Dataset excerpts

--- begin ---

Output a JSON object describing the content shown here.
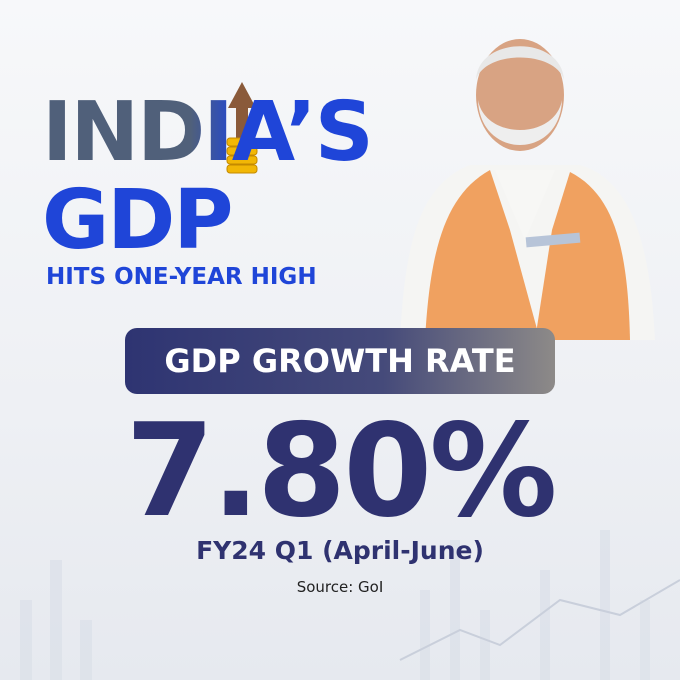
{
  "header": {
    "title_line1": "INDIA’S",
    "title_line2": "GDP",
    "subtitle": "HITS ONE-YEAR HIGH"
  },
  "metric": {
    "label": "GDP GROWTH RATE",
    "value": "7.80%",
    "period": "FY24 Q1 (April-June)",
    "source": "Source: GoI"
  }
}
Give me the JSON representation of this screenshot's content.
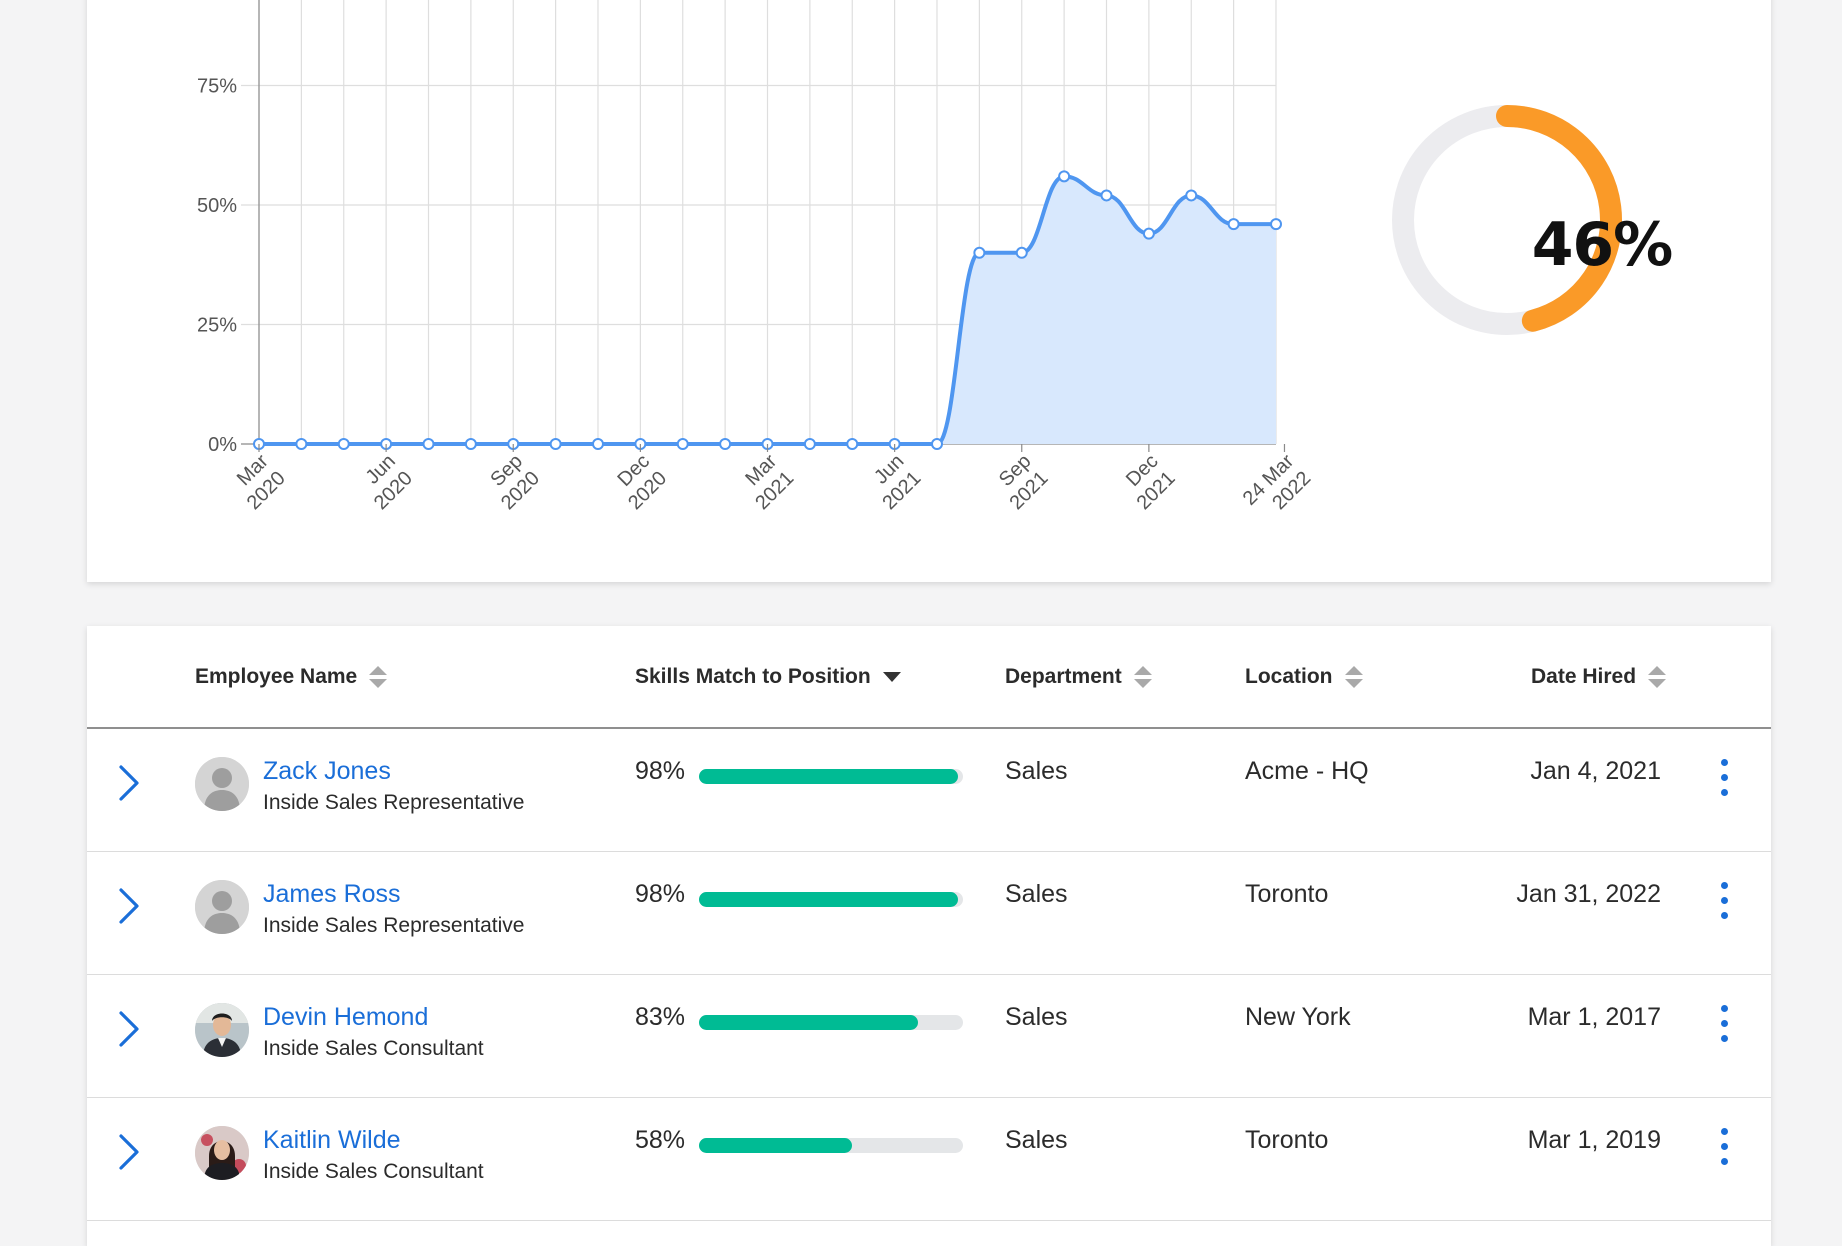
{
  "colors": {
    "line": "#4f96f0",
    "area": "#d8e8fd",
    "donut_track": "#ececef",
    "donut_fill": "#fa9a28",
    "link": "#1a6ed8",
    "bar": "#00bb94",
    "bar_track": "#e4e6e8"
  },
  "chart_data": [
    {
      "type": "area",
      "title": "",
      "xlabel": "",
      "ylabel": "",
      "ylim": [
        0,
        100
      ],
      "y_ticks": [
        "0%",
        "25%",
        "50%",
        "75%"
      ],
      "x_ticks": [
        {
          "index": 0,
          "label": [
            "Mar",
            "2020"
          ]
        },
        {
          "index": 3,
          "label": [
            "Jun",
            "2020"
          ]
        },
        {
          "index": 6,
          "label": [
            "Sep",
            "2020"
          ]
        },
        {
          "index": 9,
          "label": [
            "Dec",
            "2020"
          ]
        },
        {
          "index": 12,
          "label": [
            "Mar",
            "2021"
          ]
        },
        {
          "index": 15,
          "label": [
            "Jun",
            "2021"
          ]
        },
        {
          "index": 18,
          "label": [
            "Sep",
            "2021"
          ]
        },
        {
          "index": 21,
          "label": [
            "Dec",
            "2021"
          ]
        },
        {
          "index": 24.2,
          "label": [
            "24 Mar",
            "2022"
          ]
        }
      ],
      "grid": true,
      "x": [
        "Mar 2020",
        "Apr 2020",
        "May 2020",
        "Jun 2020",
        "Jul 2020",
        "Aug 2020",
        "Sep 2020",
        "Oct 2020",
        "Nov 2020",
        "Dec 2020",
        "Jan 2021",
        "Feb 2021",
        "Mar 2021",
        "Apr 2021",
        "May 2021",
        "Jun 2021",
        "Jul 2021",
        "Aug 2021",
        "Sep 2021",
        "Oct 2021",
        "Nov 2021",
        "Dec 2021",
        "Jan 2022",
        "Feb 2022",
        "24 Mar 2022"
      ],
      "series": [
        {
          "values": [
            0,
            0,
            0,
            0,
            0,
            0,
            0,
            0,
            0,
            0,
            0,
            0,
            0,
            0,
            0,
            0,
            0,
            40,
            40,
            56,
            52,
            44,
            52,
            46,
            46
          ]
        }
      ]
    },
    {
      "type": "pie",
      "value": 46,
      "label": "46%"
    }
  ],
  "table": {
    "columns": [
      {
        "label": "Employee Name",
        "sort": "none"
      },
      {
        "label": "Skills Match to Position",
        "sort": "desc"
      },
      {
        "label": "Department",
        "sort": "none"
      },
      {
        "label": "Location",
        "sort": "none"
      },
      {
        "label": "Date Hired",
        "sort": "none"
      }
    ],
    "rows": [
      {
        "name": "Zack Jones",
        "title": "Inside Sales Representative",
        "match": 98,
        "match_label": "98%",
        "department": "Sales",
        "location": "Acme - HQ",
        "hired": "Jan 4, 2021",
        "avatar": "placeholder"
      },
      {
        "name": "James Ross",
        "title": "Inside Sales Representative",
        "match": 98,
        "match_label": "98%",
        "department": "Sales",
        "location": "Toronto",
        "hired": "Jan 31, 2022",
        "avatar": "placeholder"
      },
      {
        "name": "Devin Hemond",
        "title": "Inside Sales Consultant",
        "match": 83,
        "match_label": "83%",
        "department": "Sales",
        "location": "New York",
        "hired": "Mar 1, 2017",
        "avatar": "photo"
      },
      {
        "name": "Kaitlin Wilde",
        "title": "Inside Sales Consultant",
        "match": 58,
        "match_label": "58%",
        "department": "Sales",
        "location": "Toronto",
        "hired": "Mar 1, 2019",
        "avatar": "photo"
      }
    ]
  }
}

--- end ---

Exercise task
Reproduce every line above as written, skipping pictures.

Reply to the task
Output a JSON object describing the content shown here.
{
  "header": {
    "title_line1": "INDIA’S",
    "title_line2": "GDP",
    "subtitle": "HITS ONE-YEAR HIGH"
  },
  "metric": {
    "label": "GDP GROWTH RATE",
    "value": "7.80%",
    "period": "FY24 Q1 (April-June)",
    "source": "Source: GoI"
  }
}
Give me the JSON representation of this screenshot's content.
{
  "colors": {
    "line": "#4f96f0",
    "area": "#d8e8fd",
    "donut_track": "#ececef",
    "donut_fill": "#fa9a28",
    "link": "#1a6ed8",
    "bar": "#00bb94",
    "bar_track": "#e4e6e8"
  },
  "chart_data": [
    {
      "type": "area",
      "title": "",
      "xlabel": "",
      "ylabel": "",
      "ylim": [
        0,
        100
      ],
      "y_ticks": [
        "0%",
        "25%",
        "50%",
        "75%"
      ],
      "x_ticks": [
        {
          "index": 0,
          "label": [
            "Mar",
            "2020"
          ]
        },
        {
          "index": 3,
          "label": [
            "Jun",
            "2020"
          ]
        },
        {
          "index": 6,
          "label": [
            "Sep",
            "2020"
          ]
        },
        {
          "index": 9,
          "label": [
            "Dec",
            "2020"
          ]
        },
        {
          "index": 12,
          "label": [
            "Mar",
            "2021"
          ]
        },
        {
          "index": 15,
          "label": [
            "Jun",
            "2021"
          ]
        },
        {
          "index": 18,
          "label": [
            "Sep",
            "2021"
          ]
        },
        {
          "index": 21,
          "label": [
            "Dec",
            "2021"
          ]
        },
        {
          "index": 24.2,
          "label": [
            "24 Mar",
            "2022"
          ]
        }
      ],
      "grid": true,
      "x": [
        "Mar 2020",
        "Apr 2020",
        "May 2020",
        "Jun 2020",
        "Jul 2020",
        "Aug 2020",
        "Sep 2020",
        "Oct 2020",
        "Nov 2020",
        "Dec 2020",
        "Jan 2021",
        "Feb 2021",
        "Mar 2021",
        "Apr 2021",
        "May 2021",
        "Jun 2021",
        "Jul 2021",
        "Aug 2021",
        "Sep 2021",
        "Oct 2021",
        "Nov 2021",
        "Dec 2021",
        "Jan 2022",
        "Feb 2022",
        "24 Mar 2022"
      ],
      "series": [
        {
          "values": [
            0,
            0,
            0,
            0,
            0,
            0,
            0,
            0,
            0,
            0,
            0,
            0,
            0,
            0,
            0,
            0,
            0,
            40,
            40,
            56,
            52,
            44,
            52,
            46,
            46
          ]
        }
      ]
    },
    {
      "type": "pie",
      "value": 46,
      "label": "46%"
    }
  ],
  "table": {
    "columns": [
      {
        "label": "Employee Name",
        "sort": "none"
      },
      {
        "label": "Skills Match to Position",
        "sort": "desc"
      },
      {
        "label": "Department",
        "sort": "none"
      },
      {
        "label": "Location",
        "sort": "none"
      },
      {
        "label": "Date Hired",
        "sort": "none"
      }
    ],
    "rows": [
      {
        "name": "Zack Jones",
        "title": "Inside Sales Representative",
        "match": 98,
        "match_label": "98%",
        "department": "Sales",
        "location": "Acme - HQ",
        "hired": "Jan 4, 2021",
        "avatar": "placeholder"
      },
      {
        "name": "James Ross",
        "title": "Inside Sales Representative",
        "match": 98,
        "match_label": "98%",
        "department": "Sales",
        "location": "Toronto",
        "hired": "Jan 31, 2022",
        "avatar": "placeholder"
      },
      {
        "name": "Devin Hemond",
        "title": "Inside Sales Consultant",
        "match": 83,
        "match_label": "83%",
        "department": "Sales",
        "location": "New York",
        "hired": "Mar 1, 2017",
        "avatar": "photo"
      },
      {
        "name": "Kaitlin Wilde",
        "title": "Inside Sales Consultant",
        "match": 58,
        "match_label": "58%",
        "department": "Sales",
        "location": "Toronto",
        "hired": "Mar 1, 2019",
        "avatar": "photo"
      }
    ]
  }
}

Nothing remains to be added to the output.